Every line that holds the string "this" is to be identified and copied.

[Extracted records]
== == ==

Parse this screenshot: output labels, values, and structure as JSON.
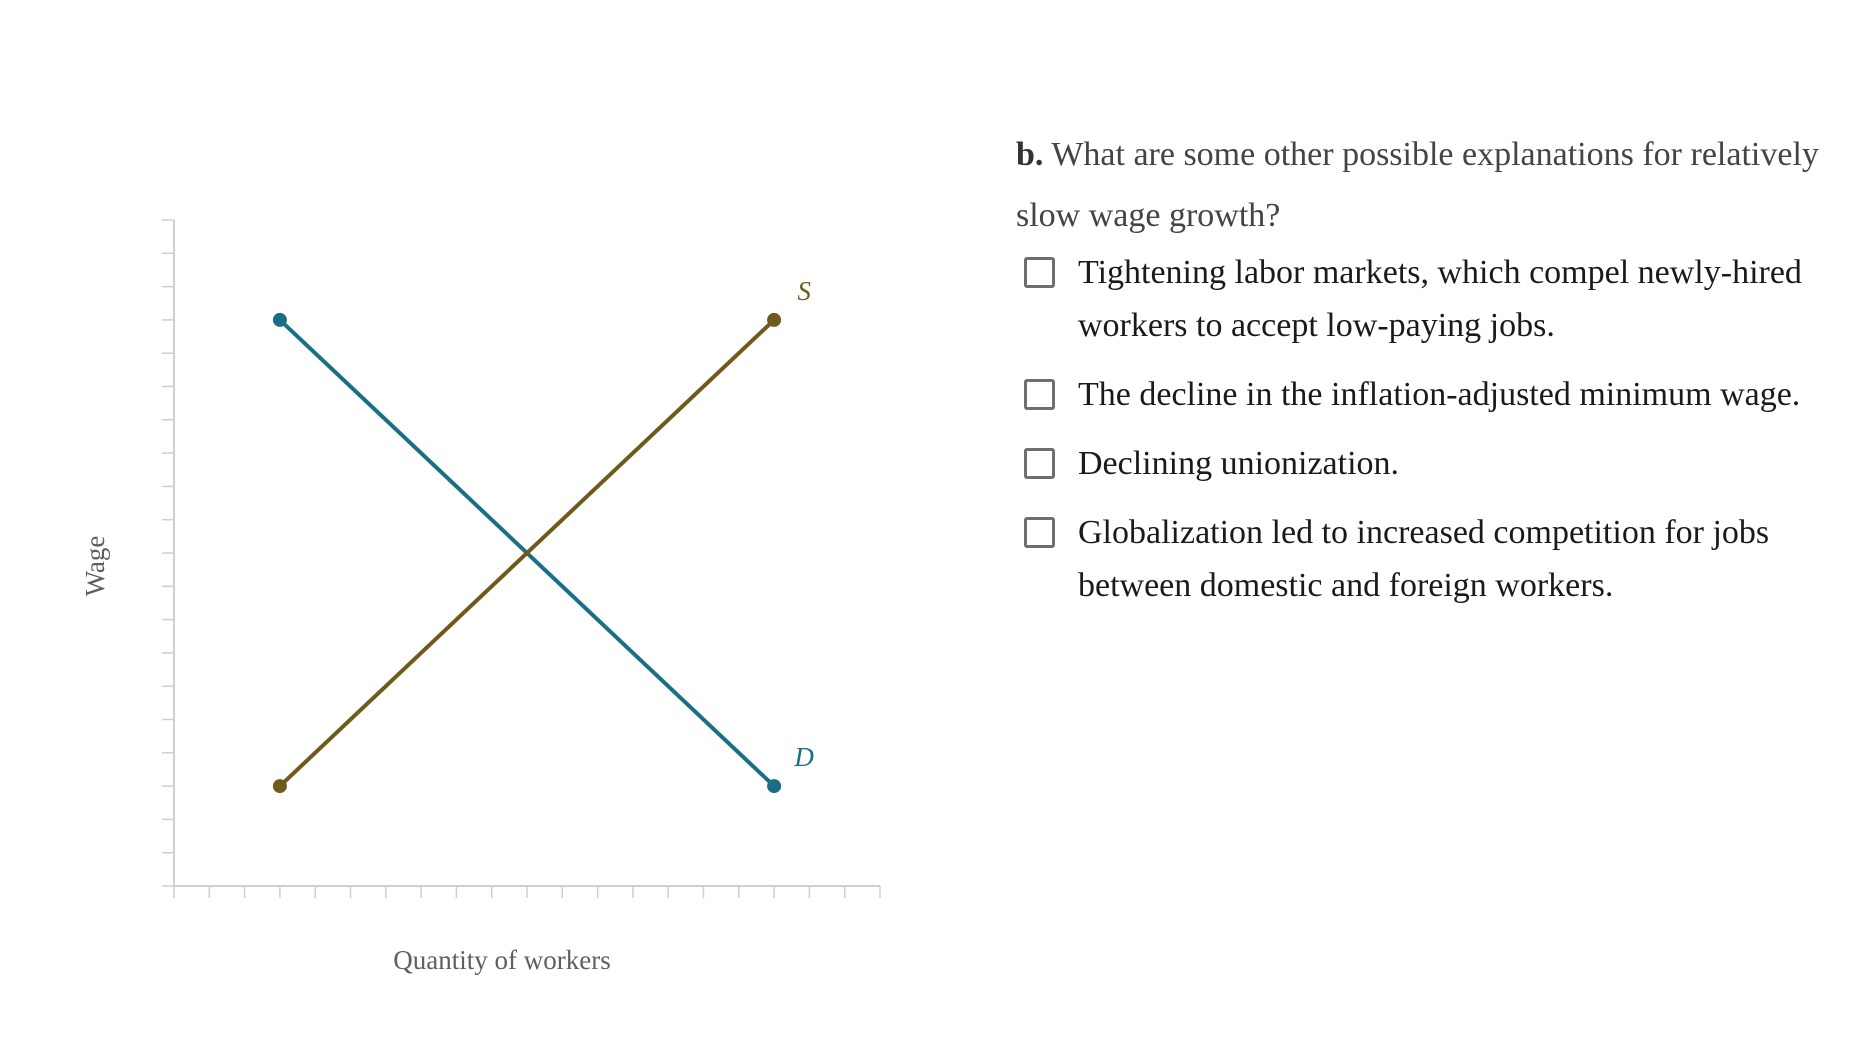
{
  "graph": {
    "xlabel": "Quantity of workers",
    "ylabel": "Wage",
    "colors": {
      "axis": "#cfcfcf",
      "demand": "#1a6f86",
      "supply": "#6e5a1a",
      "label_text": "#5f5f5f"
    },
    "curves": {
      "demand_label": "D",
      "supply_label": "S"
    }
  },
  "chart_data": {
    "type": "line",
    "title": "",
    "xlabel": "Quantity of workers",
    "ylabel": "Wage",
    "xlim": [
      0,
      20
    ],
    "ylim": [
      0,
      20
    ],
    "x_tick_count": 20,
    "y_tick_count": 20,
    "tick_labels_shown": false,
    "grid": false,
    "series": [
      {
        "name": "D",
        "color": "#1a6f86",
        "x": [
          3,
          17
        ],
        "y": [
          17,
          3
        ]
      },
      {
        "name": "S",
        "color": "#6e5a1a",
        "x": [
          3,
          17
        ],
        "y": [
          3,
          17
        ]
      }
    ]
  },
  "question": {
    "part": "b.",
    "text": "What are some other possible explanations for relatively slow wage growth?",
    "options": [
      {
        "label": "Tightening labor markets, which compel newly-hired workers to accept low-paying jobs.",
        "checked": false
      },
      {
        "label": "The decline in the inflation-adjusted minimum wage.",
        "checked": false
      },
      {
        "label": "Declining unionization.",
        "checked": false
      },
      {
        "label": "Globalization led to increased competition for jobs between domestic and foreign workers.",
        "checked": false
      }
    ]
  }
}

== == ==

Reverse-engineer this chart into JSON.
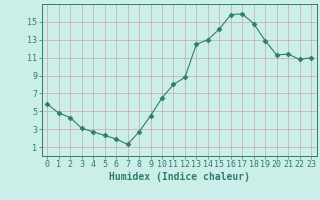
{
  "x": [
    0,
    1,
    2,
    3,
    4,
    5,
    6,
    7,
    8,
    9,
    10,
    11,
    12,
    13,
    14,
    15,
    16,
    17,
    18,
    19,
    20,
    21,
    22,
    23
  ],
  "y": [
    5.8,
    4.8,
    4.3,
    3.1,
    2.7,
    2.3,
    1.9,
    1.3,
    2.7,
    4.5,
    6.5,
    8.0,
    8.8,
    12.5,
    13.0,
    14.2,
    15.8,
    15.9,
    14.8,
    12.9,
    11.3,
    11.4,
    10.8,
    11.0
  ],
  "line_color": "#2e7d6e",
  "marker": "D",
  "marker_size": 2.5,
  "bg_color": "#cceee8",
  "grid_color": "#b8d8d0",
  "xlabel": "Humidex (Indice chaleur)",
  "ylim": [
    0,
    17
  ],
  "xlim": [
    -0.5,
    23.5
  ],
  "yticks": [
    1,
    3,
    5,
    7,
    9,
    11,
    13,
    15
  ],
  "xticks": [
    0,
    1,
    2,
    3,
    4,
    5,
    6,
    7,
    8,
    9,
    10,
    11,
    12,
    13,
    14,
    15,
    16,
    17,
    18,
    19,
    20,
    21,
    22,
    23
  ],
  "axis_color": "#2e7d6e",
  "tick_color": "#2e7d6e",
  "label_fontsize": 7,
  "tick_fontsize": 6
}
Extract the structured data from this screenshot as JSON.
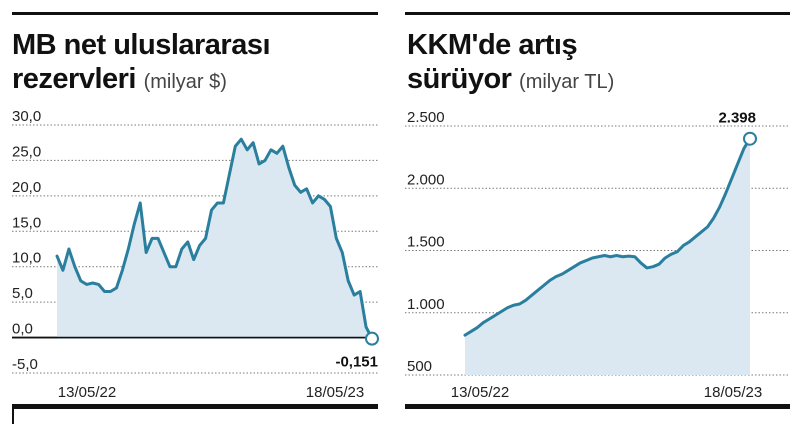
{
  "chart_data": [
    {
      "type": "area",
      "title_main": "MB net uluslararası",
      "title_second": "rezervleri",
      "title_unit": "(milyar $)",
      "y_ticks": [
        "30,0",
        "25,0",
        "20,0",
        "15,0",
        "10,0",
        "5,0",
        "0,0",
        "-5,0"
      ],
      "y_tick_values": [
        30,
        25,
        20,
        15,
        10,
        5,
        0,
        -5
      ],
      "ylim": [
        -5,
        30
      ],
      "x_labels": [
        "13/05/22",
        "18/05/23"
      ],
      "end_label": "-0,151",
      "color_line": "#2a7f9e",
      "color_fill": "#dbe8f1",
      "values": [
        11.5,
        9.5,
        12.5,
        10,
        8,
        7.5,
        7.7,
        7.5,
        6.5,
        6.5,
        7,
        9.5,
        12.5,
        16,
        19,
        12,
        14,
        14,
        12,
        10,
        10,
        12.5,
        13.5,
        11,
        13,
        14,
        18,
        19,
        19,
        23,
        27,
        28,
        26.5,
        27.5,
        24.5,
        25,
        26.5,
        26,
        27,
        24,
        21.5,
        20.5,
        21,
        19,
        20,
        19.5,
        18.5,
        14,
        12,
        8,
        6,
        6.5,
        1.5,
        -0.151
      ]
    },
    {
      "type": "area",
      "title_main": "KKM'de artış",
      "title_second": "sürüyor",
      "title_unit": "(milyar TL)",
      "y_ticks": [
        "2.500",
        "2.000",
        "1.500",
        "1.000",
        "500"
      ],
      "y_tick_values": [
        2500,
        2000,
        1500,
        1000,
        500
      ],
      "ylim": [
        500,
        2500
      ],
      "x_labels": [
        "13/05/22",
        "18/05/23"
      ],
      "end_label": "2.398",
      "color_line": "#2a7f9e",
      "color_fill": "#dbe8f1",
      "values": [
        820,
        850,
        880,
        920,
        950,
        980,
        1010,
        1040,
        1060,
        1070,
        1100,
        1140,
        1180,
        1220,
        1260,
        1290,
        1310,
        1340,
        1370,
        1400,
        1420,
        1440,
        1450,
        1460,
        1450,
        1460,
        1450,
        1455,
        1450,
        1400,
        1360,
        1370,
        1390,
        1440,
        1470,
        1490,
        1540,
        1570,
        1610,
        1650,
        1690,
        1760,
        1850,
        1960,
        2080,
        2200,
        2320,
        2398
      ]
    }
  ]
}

== == ==

Worked solution:
Parse this screenshot: output labels, values, and structure as JSON.
Reverse-engineer this chart into JSON.
Extract the structured data from this screenshot as JSON.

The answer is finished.